• [Records supplied]
[BEGIN]
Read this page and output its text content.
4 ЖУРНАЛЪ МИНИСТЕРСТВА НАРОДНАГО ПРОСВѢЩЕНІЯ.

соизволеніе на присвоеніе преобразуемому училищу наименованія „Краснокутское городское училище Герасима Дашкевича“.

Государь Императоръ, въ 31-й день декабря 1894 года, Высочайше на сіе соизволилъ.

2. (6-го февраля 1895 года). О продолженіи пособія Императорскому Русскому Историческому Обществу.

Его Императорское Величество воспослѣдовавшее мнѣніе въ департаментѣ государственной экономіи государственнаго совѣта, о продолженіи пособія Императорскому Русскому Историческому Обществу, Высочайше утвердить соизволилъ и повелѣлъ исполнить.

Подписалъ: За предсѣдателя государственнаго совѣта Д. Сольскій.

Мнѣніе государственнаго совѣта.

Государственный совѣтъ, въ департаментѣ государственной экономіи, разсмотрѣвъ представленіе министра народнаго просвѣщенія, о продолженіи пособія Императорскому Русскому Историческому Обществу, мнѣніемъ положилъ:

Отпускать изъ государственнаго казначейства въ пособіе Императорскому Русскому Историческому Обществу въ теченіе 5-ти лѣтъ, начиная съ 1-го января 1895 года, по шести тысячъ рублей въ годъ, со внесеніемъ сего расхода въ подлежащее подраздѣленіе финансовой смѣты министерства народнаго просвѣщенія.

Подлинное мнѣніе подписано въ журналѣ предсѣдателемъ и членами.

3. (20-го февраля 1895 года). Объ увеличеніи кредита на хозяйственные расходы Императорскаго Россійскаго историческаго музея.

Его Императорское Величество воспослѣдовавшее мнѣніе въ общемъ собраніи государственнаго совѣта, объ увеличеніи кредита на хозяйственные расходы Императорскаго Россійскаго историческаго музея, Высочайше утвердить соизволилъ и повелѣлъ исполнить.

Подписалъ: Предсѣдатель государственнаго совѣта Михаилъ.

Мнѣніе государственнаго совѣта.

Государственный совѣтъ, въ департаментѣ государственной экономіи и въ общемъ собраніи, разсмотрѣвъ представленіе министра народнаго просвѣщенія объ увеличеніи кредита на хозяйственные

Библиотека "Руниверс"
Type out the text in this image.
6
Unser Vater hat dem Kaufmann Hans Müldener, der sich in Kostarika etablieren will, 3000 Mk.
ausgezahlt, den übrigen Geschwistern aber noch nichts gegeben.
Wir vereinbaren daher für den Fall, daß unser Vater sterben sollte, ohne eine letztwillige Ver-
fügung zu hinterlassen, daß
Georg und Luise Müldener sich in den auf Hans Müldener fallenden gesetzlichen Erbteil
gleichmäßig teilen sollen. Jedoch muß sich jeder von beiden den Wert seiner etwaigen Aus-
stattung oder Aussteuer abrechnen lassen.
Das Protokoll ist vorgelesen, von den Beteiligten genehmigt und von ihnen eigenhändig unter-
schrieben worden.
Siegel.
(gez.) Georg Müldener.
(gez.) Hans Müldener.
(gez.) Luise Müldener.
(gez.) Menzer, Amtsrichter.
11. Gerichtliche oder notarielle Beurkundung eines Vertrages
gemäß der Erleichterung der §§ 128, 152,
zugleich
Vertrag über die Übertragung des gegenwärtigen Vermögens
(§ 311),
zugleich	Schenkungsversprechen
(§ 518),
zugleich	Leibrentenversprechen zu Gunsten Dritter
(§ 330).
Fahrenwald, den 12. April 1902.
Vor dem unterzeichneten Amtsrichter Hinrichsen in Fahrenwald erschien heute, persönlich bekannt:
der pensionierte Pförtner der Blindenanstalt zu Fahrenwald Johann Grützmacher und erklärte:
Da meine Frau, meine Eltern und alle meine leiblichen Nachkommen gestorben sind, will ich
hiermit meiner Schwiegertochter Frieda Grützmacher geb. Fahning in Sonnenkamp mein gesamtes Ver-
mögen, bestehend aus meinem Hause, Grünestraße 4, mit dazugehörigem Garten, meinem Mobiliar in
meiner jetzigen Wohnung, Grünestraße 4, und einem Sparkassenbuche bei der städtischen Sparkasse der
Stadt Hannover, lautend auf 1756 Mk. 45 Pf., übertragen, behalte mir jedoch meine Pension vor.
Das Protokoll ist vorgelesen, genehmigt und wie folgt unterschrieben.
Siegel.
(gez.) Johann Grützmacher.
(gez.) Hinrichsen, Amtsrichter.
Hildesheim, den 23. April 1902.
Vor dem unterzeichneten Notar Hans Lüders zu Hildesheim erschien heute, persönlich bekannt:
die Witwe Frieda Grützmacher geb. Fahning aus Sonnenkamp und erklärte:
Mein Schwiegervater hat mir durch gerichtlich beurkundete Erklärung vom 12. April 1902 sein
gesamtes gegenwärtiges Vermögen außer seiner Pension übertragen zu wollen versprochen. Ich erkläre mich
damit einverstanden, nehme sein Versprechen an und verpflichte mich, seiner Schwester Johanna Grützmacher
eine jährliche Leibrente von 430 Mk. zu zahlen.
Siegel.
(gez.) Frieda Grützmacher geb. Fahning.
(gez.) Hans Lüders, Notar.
[END]
• [Objective] Read the data above and pull out each line that holds the string "persönlich".

• [Answer to the exercise]
Vor dem unterzeichneten Amtsrichter Hinrichsen in Fahrenwald erschien heute, persönlich bekannt:
Vor dem unterzeichneten Notar Hans Lüders zu Hildesheim erschien heute, persönlich bekannt:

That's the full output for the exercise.